Find the lines of data that contain the string "Adjustment", then list them.

** start of Input material **

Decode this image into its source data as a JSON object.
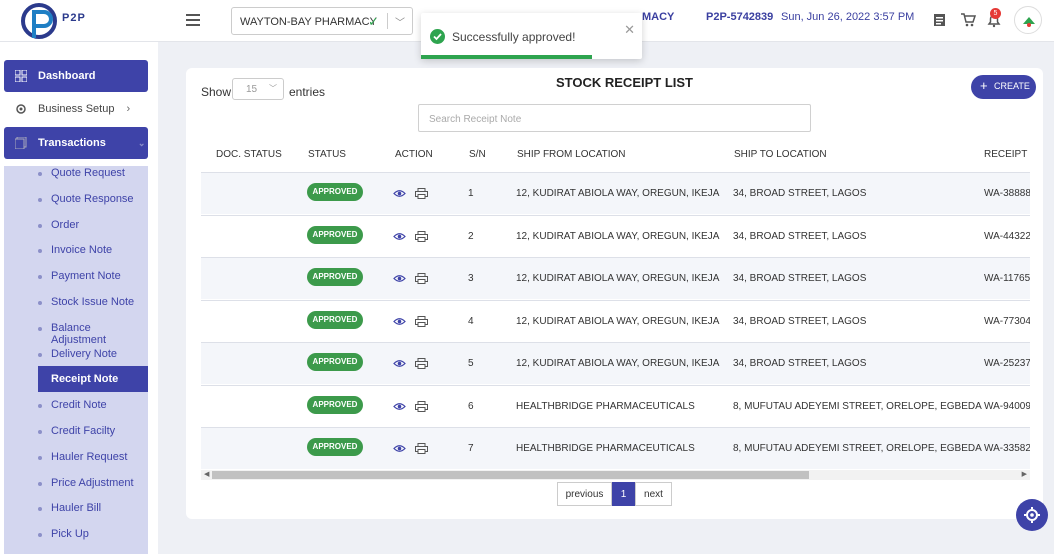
{
  "brand": {
    "name": "P2P"
  },
  "header": {
    "store_name": "WAYTON-BAY PHARMACY",
    "store_tail": "MACY",
    "ref_no": "P2P-5742839",
    "datetime": "Sun, Jun 26, 2022 3:57 PM",
    "notification_count": "5"
  },
  "toast": {
    "message": "Successfully approved!"
  },
  "sidebar": {
    "dashboard": "Dashboard",
    "business_setup": "Business Setup",
    "transactions": "Transactions",
    "items": [
      {
        "label": "Quote Request"
      },
      {
        "label": "Quote Response"
      },
      {
        "label": "Order"
      },
      {
        "label": "Invoice Note"
      },
      {
        "label": "Payment Note"
      },
      {
        "label": "Stock Issue Note"
      },
      {
        "label": "Balance Adjustment"
      },
      {
        "label": "Delivery Note"
      },
      {
        "label": "Receipt Note",
        "selected": true
      },
      {
        "label": "Credit Note"
      },
      {
        "label": "Credit Facilty"
      },
      {
        "label": "Hauler Request"
      },
      {
        "label": "Price Adjustment"
      },
      {
        "label": "Hauler Bill"
      },
      {
        "label": "Pick Up"
      }
    ]
  },
  "main": {
    "title": "STOCK RECEIPT LIST",
    "show_label": "Show",
    "entries_value": "15",
    "entries_label": "entries",
    "create_label": "CREATE",
    "search_placeholder": "Search Receipt Note",
    "columns": [
      "DOC. STATUS",
      "STATUS",
      "ACTION",
      "S/N",
      "SHIP FROM LOCATION",
      "SHIP TO LOCATION",
      "RECEIPT N"
    ],
    "rows": [
      {
        "status": "APPROVED",
        "sn": "1",
        "from": "12, KUDIRAT ABIOLA WAY, OREGUN, IKEJA",
        "to": "34, BROAD STREET, LAGOS",
        "receipt": "WA-38888"
      },
      {
        "status": "APPROVED",
        "sn": "2",
        "from": "12, KUDIRAT ABIOLA WAY, OREGUN, IKEJA",
        "to": "34, BROAD STREET, LAGOS",
        "receipt": "WA-44322"
      },
      {
        "status": "APPROVED",
        "sn": "3",
        "from": "12, KUDIRAT ABIOLA WAY, OREGUN, IKEJA",
        "to": "34, BROAD STREET, LAGOS",
        "receipt": "WA-11765"
      },
      {
        "status": "APPROVED",
        "sn": "4",
        "from": "12, KUDIRAT ABIOLA WAY, OREGUN, IKEJA",
        "to": "34, BROAD STREET, LAGOS",
        "receipt": "WA-77304"
      },
      {
        "status": "APPROVED",
        "sn": "5",
        "from": "12, KUDIRAT ABIOLA WAY, OREGUN, IKEJA",
        "to": "34, BROAD STREET, LAGOS",
        "receipt": "WA-25237"
      },
      {
        "status": "APPROVED",
        "sn": "6",
        "from": "HEALTHBRIDGE PHARMACEUTICALS",
        "to": "8, MUFUTAU ADEYEMI STREET, ORELOPE, EGBEDA",
        "receipt": "WA-94009"
      },
      {
        "status": "APPROVED",
        "sn": "7",
        "from": "HEALTHBRIDGE PHARMACEUTICALS",
        "to": "8, MUFUTAU ADEYEMI STREET, ORELOPE, EGBEDA",
        "receipt": "WA-33582"
      }
    ],
    "pagination": {
      "previous": "previous",
      "current": "1",
      "next": "next"
    }
  },
  "colors": {
    "primary": "#3e43a8",
    "approved": "#3c9a4b",
    "toast_success": "#2ea44f",
    "sidebar_sub_bg": "#d3d6ef"
  }
}
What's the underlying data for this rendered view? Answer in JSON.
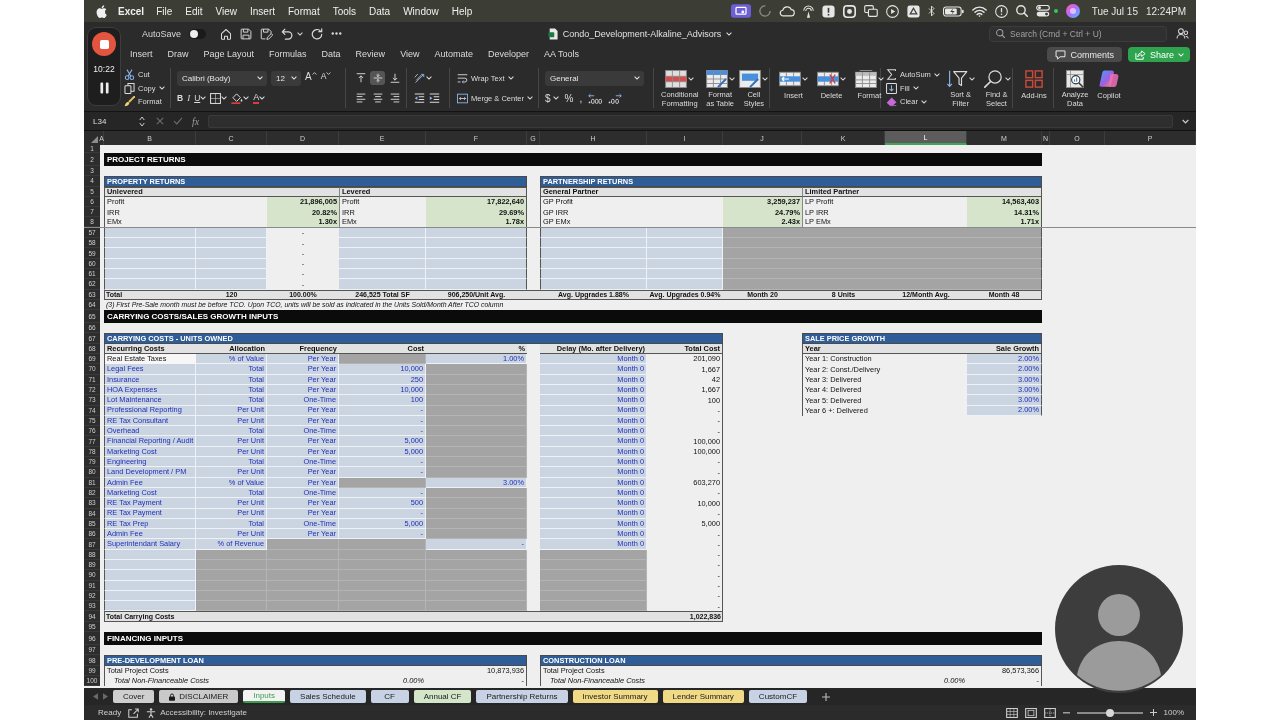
{
  "menu_bar": {
    "app": "Excel",
    "items": [
      "File",
      "Edit",
      "View",
      "Insert",
      "Format",
      "Tools",
      "Data",
      "Window",
      "Help"
    ],
    "date": "Tue Jul 15",
    "time": "12:24PM"
  },
  "recorder": {
    "timer": "10:22"
  },
  "title_bar": {
    "autosave": {
      "label": "AutoSave",
      "on": false
    },
    "document": "Condo_Development-Alkaline_Advisors",
    "search": {
      "placeholder": "Search (Cmd + Ctrl + U)"
    }
  },
  "ribbon_tabs": [
    {
      "label": "Insert",
      "selected": false
    },
    {
      "label": "Draw",
      "selected": false
    },
    {
      "label": "Page Layout",
      "selected": false
    },
    {
      "label": "Formulas",
      "selected": false
    },
    {
      "label": "Data",
      "selected": false
    },
    {
      "label": "Review",
      "selected": false
    },
    {
      "label": "View",
      "selected": false
    },
    {
      "label": "Automate",
      "selected": false
    },
    {
      "label": "Developer",
      "selected": false
    },
    {
      "label": "AA Tools",
      "selected": false
    }
  ],
  "ribbon_actions": {
    "comments": "Comments",
    "share": "Share"
  },
  "ribbon": {
    "clipboard": [
      "Cut",
      "Copy",
      "Format"
    ],
    "font": {
      "name": "Calibri (Body)",
      "size": "12",
      "grow": "A",
      "shrink": "A",
      "styles": [
        "B",
        "I",
        "U"
      ],
      "letter_button": "A"
    },
    "vertical_align": [
      {
        "kind": "top",
        "selected": false
      },
      {
        "kind": "middle",
        "selected": true
      },
      {
        "kind": "bottom",
        "selected": false
      }
    ],
    "horizontal_align": [
      {
        "kind": "left",
        "selected": false
      },
      {
        "kind": "center",
        "selected": false
      },
      {
        "kind": "right",
        "selected": false
      }
    ],
    "wrap_text": "Wrap Text",
    "merge": "Merge & Center",
    "number": {
      "format": "General",
      "symbols": [
        "$",
        "%",
        ","
      ]
    },
    "styles": [
      "Conditional Formatting",
      "Format as Table",
      "Cell Styles"
    ],
    "cells": [
      "Insert",
      "Delete",
      "Format"
    ],
    "editing": [
      "AutoSum",
      "Fill",
      "Clear"
    ],
    "sort_find": [
      "Sort & Filter",
      "Find & Select"
    ],
    "add_ins": "Add-ins",
    "tools": [
      "Analyze Data",
      "Copilot"
    ]
  },
  "formula_bar": {
    "name_box": "L34",
    "function_label": "fx"
  },
  "sheet": {
    "columns": [
      {
        "label": "A",
        "selected": false
      },
      {
        "label": "B",
        "selected": false
      },
      {
        "label": "C",
        "selected": false
      },
      {
        "label": "D",
        "selected": false
      },
      {
        "label": "E",
        "selected": false
      },
      {
        "label": "F",
        "selected": false
      },
      {
        "label": "G",
        "selected": false
      },
      {
        "label": "H",
        "selected": false
      },
      {
        "label": "I",
        "selected": false
      },
      {
        "label": "J",
        "selected": false
      },
      {
        "label": "K",
        "selected": false
      },
      {
        "label": "L",
        "selected": true
      },
      {
        "label": "M",
        "selected": false
      },
      {
        "label": "N",
        "selected": false
      },
      {
        "label": "O",
        "selected": false
      },
      {
        "label": "P",
        "selected": false
      }
    ],
    "rows": [
      {
        "number": "1",
        "kind": "blank"
      },
      {
        "number": "2",
        "kind": "section",
        "title": "PROJECT RETURNS"
      },
      {
        "number": "3",
        "kind": "blank"
      },
      {
        "number": "4",
        "kind": "panel_titles",
        "titles": [
          "PROPERTY RETURNS",
          "PARTNERSHIP RETURNS"
        ]
      },
      {
        "number": "5",
        "kind": "panel_subtitles",
        "titles": [
          "Unlevered",
          "Levered",
          "General Partner",
          "Limited Partner"
        ]
      },
      {
        "number": "6",
        "kind": "metrics",
        "cells": [
          {
            "label": "Profit",
            "value": "21,896,005"
          },
          {
            "label": "Profit",
            "value": "17,822,640"
          },
          {
            "label": "GP Profit",
            "value": "3,259,237"
          },
          {
            "label": "LP Profit",
            "value": "14,563,403"
          }
        ]
      },
      {
        "number": "7",
        "kind": "metrics",
        "cells": [
          {
            "label": "IRR",
            "value": "20.82%"
          },
          {
            "label": "IRR",
            "value": "29.69%"
          },
          {
            "label": "GP IRR",
            "value": "24.79%"
          },
          {
            "label": "LP IRR",
            "value": "14.31%"
          }
        ]
      },
      {
        "number": "8",
        "kind": "metrics",
        "cells": [
          {
            "label": "EMx",
            "value": "1.30x"
          },
          {
            "label": "EMx",
            "value": "1.78x"
          },
          {
            "label": "GP EMx",
            "value": "2.43x"
          },
          {
            "label": "LP EMx",
            "value": "1.71x"
          }
        ]
      },
      {
        "number": "57",
        "kind": "unit_inputs",
        "percent": "-"
      },
      {
        "number": "58",
        "kind": "unit_inputs",
        "percent": "-"
      },
      {
        "number": "59",
        "kind": "unit_inputs",
        "percent": "-"
      },
      {
        "number": "60",
        "kind": "unit_inputs",
        "percent": "-"
      },
      {
        "number": "61",
        "kind": "unit_inputs",
        "percent": "-"
      },
      {
        "number": "62",
        "kind": "unit_inputs",
        "percent": "-"
      },
      {
        "number": "63",
        "kind": "unit_totals",
        "cells": [
          "Total",
          "120",
          "100.00%",
          "246,525 Total SF",
          "906,250/Unit Avg.",
          "Avg. Upgrades 1.88%",
          "Avg. Upgrades 0.94%",
          "Month 20",
          "8 Units",
          "12/Month Avg.",
          "Month 48"
        ]
      },
      {
        "number": "64",
        "kind": "note",
        "text": "(3) First Pre-Sale month must be before TCO. Upon TCO, units will be sold as indicated in the Units Sold/Month After TCO column"
      },
      {
        "number": "65",
        "kind": "section",
        "title": "CARRYING COSTS/SALES GROWTH INPUTS"
      },
      {
        "number": "66",
        "kind": "blank"
      },
      {
        "number": "67",
        "kind": "cost_panel_titles",
        "titles": [
          "CARRYING COSTS - UNITS OWNED",
          "SALE PRICE GROWTH"
        ]
      },
      {
        "number": "68",
        "kind": "cost_headings",
        "cost": [
          "Recurring Costs",
          "Allocation",
          "Frequency",
          "Cost",
          "%",
          "Delay (Mo. after Delivery)",
          "Total Cost"
        ],
        "growth": [
          "Year",
          "Sale Growth"
        ]
      },
      {
        "number": "69",
        "kind": "cost",
        "cost": {
          "name": "Real Estate Taxes",
          "editable": false,
          "allocation": "% of Value",
          "frequency": "Per Year",
          "percent": "1.00%",
          "delay": "Month 0",
          "total": "201,090"
        },
        "growth": {
          "year": "Year 1: Construction",
          "rate": "2.00%"
        }
      },
      {
        "number": "70",
        "kind": "cost",
        "cost": {
          "name": "Legal Fees",
          "editable": true,
          "allocation": "Total",
          "frequency": "Per Year",
          "cost": "10,000",
          "delay": "Month 0",
          "total": "1,667"
        },
        "growth": {
          "year": "Year 2: Const./Delivery",
          "rate": "2.00%"
        }
      },
      {
        "number": "71",
        "kind": "cost",
        "cost": {
          "name": "Insurance",
          "editable": true,
          "allocation": "Total",
          "frequency": "Per Year",
          "cost": "250",
          "delay": "Month 0",
          "total": "42"
        },
        "growth": {
          "year": "Year 3: Delivered",
          "rate": "3.00%"
        }
      },
      {
        "number": "72",
        "kind": "cost",
        "cost": {
          "name": "HOA Expenses",
          "editable": true,
          "allocation": "Total",
          "frequency": "Per Year",
          "cost": "10,000",
          "delay": "Month 0",
          "total": "1,667"
        },
        "growth": {
          "year": "Year 4: Delivered",
          "rate": "3.00%"
        }
      },
      {
        "number": "73",
        "kind": "cost",
        "cost": {
          "name": "Lot Maintenance",
          "editable": true,
          "allocation": "Total",
          "frequency": "One-Time",
          "cost": "100",
          "delay": "Month 0",
          "total": "100"
        },
        "growth": {
          "year": "Year 5: Delivered",
          "rate": "3.00%"
        }
      },
      {
        "number": "74",
        "kind": "cost",
        "cost": {
          "name": "Professional Reporting",
          "editable": true,
          "allocation": "Per Unit",
          "frequency": "Per Year",
          "cost": "-",
          "delay": "Month 0",
          "total": "-"
        },
        "growth": {
          "year": "Year 6 +: Delivered",
          "rate": "2.00%"
        }
      },
      {
        "number": "75",
        "kind": "cost",
        "cost": {
          "name": "RE Tax Consultant",
          "editable": true,
          "allocation": "Per Unit",
          "frequency": "Per Year",
          "cost": "-",
          "delay": "Month 0",
          "total": "-"
        }
      },
      {
        "number": "76",
        "kind": "cost",
        "cost": {
          "name": "Overhead",
          "editable": true,
          "allocation": "Total",
          "frequency": "One-Time",
          "cost": "-",
          "delay": "Month 0",
          "total": "-"
        }
      },
      {
        "number": "77",
        "kind": "cost",
        "cost": {
          "name": "Financial Reporting / Audit",
          "editable": true,
          "allocation": "Per Unit",
          "frequency": "Per Year",
          "cost": "5,000",
          "delay": "Month 0",
          "total": "100,000"
        }
      },
      {
        "number": "78",
        "kind": "cost",
        "cost": {
          "name": "Marketing Cost",
          "editable": true,
          "allocation": "Per Unit",
          "frequency": "Per Year",
          "cost": "5,000",
          "delay": "Month 0",
          "total": "100,000"
        }
      },
      {
        "number": "79",
        "kind": "cost",
        "cost": {
          "name": "Engineering",
          "editable": true,
          "allocation": "Total",
          "frequency": "One-Time",
          "cost": "-",
          "delay": "Month 0",
          "total": "-"
        }
      },
      {
        "number": "80",
        "kind": "cost",
        "cost": {
          "name": "Land Development / PM",
          "editable": true,
          "allocation": "Per Unit",
          "frequency": "Per Year",
          "cost": "-",
          "delay": "Month 0",
          "total": "-"
        }
      },
      {
        "number": "81",
        "kind": "cost",
        "cost": {
          "name": "Admin Fee",
          "editable": true,
          "allocation": "% of Value",
          "frequency": "Per Year",
          "percent": "3.00%",
          "delay": "Month 0",
          "total": "603,270"
        }
      },
      {
        "number": "82",
        "kind": "cost",
        "cost": {
          "name": "Marketing Cost",
          "editable": true,
          "allocation": "Total",
          "frequency": "One-Time",
          "cost": "-",
          "delay": "Month 0",
          "total": "-"
        }
      },
      {
        "number": "83",
        "kind": "cost",
        "cost": {
          "name": "RE Tax Payment",
          "editable": true,
          "allocation": "Per Unit",
          "frequency": "Per Year",
          "cost": "500",
          "delay": "Month 0",
          "total": "10,000"
        }
      },
      {
        "number": "84",
        "kind": "cost",
        "cost": {
          "name": "RE Tax Payment",
          "editable": true,
          "allocation": "Per Unit",
          "frequency": "Per Year",
          "cost": "-",
          "delay": "Month 0",
          "total": "-"
        }
      },
      {
        "number": "85",
        "kind": "cost",
        "cost": {
          "name": "RE Tax Prep",
          "editable": true,
          "allocation": "Total",
          "frequency": "One-Time",
          "cost": "5,000",
          "delay": "Month 0",
          "total": "5,000"
        }
      },
      {
        "number": "86",
        "kind": "cost",
        "cost": {
          "name": "Admin Fee",
          "editable": true,
          "allocation": "Per Unit",
          "frequency": "Per Year",
          "cost": "-",
          "delay": "Month 0",
          "total": "-"
        }
      },
      {
        "number": "87",
        "kind": "cost",
        "cost": {
          "name": "Superintendant Salary",
          "editable": true,
          "allocation": "% of Revenue",
          "percent": "-",
          "delay": "Month 0",
          "total": "-"
        }
      },
      {
        "number": "88",
        "kind": "cost",
        "cost": {
          "editable": true,
          "total": "-"
        }
      },
      {
        "number": "89",
        "kind": "cost",
        "cost": {
          "editable": true,
          "total": "-"
        }
      },
      {
        "number": "90",
        "kind": "cost",
        "cost": {
          "editable": true,
          "total": "-"
        }
      },
      {
        "number": "91",
        "kind": "cost",
        "cost": {
          "editable": true,
          "total": "-"
        }
      },
      {
        "number": "92",
        "kind": "cost",
        "cost": {
          "editable": true,
          "total": "-"
        }
      },
      {
        "number": "93",
        "kind": "cost",
        "cost": {
          "editable": true,
          "total": "-"
        }
      },
      {
        "number": "94",
        "kind": "cost_total",
        "label": "Total Carrying Costs",
        "total": "1,022,836"
      },
      {
        "number": "95",
        "kind": "blank"
      },
      {
        "number": "96",
        "kind": "section",
        "title": "FINANCING INPUTS"
      },
      {
        "number": "97",
        "kind": "blank"
      },
      {
        "number": "98",
        "kind": "panel_titles",
        "titles": [
          "PRE-DEVELOPMENT LOAN",
          "CONSTRUCTION LOAN"
        ]
      },
      {
        "number": "99",
        "kind": "loan",
        "cells": [
          {
            "label": "Total Project Costs",
            "value": "10,873,936"
          },
          {
            "label": "Total Project Costs",
            "value": "86,573,366"
          }
        ]
      },
      {
        "number": "100",
        "kind": "loan_detail",
        "cells": [
          {
            "label": "Total Non-Financeable Costs",
            "percent": "0.00%",
            "value": "-"
          },
          {
            "label": "Total Non-Financeable Costs",
            "percent": "0.00%",
            "value": "-"
          }
        ]
      }
    ]
  },
  "sheet_tabs": [
    {
      "label": "Cover",
      "color": "#cfcfcf",
      "selected": false,
      "locked": false
    },
    {
      "label": "DISCLAIMER",
      "color": "#c9c9c9",
      "selected": false,
      "locked": true
    },
    {
      "label": "Inputs",
      "color": "#3f9b50",
      "selected": true,
      "locked": false
    },
    {
      "label": "Sales Schedule",
      "color": "#c7d3e4",
      "selected": false,
      "locked": false
    },
    {
      "label": "CF",
      "color": "#c7d3e4",
      "selected": false,
      "locked": false
    },
    {
      "label": "Annual CF",
      "color": "#d4e6c9",
      "selected": false,
      "locked": false
    },
    {
      "label": "Partnership Returns",
      "color": "#c7d3e4",
      "selected": false,
      "locked": false
    },
    {
      "label": "Investor Summary",
      "color": "#f1da86",
      "selected": false,
      "locked": false
    },
    {
      "label": "Lender Summary",
      "color": "#f1da86",
      "selected": false,
      "locked": false
    },
    {
      "label": "CustomCF",
      "color": "#c7d3e4",
      "selected": false,
      "locked": false
    }
  ],
  "status_bar": {
    "mode": "Ready",
    "accessibility": "Accessibility: Investigate",
    "zoom": {
      "level": 0.5,
      "reading": "100%"
    }
  }
}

** end of Input material **

Correct output:
        "label": "Balance Adjustment"
        "label": "Price Adjustment"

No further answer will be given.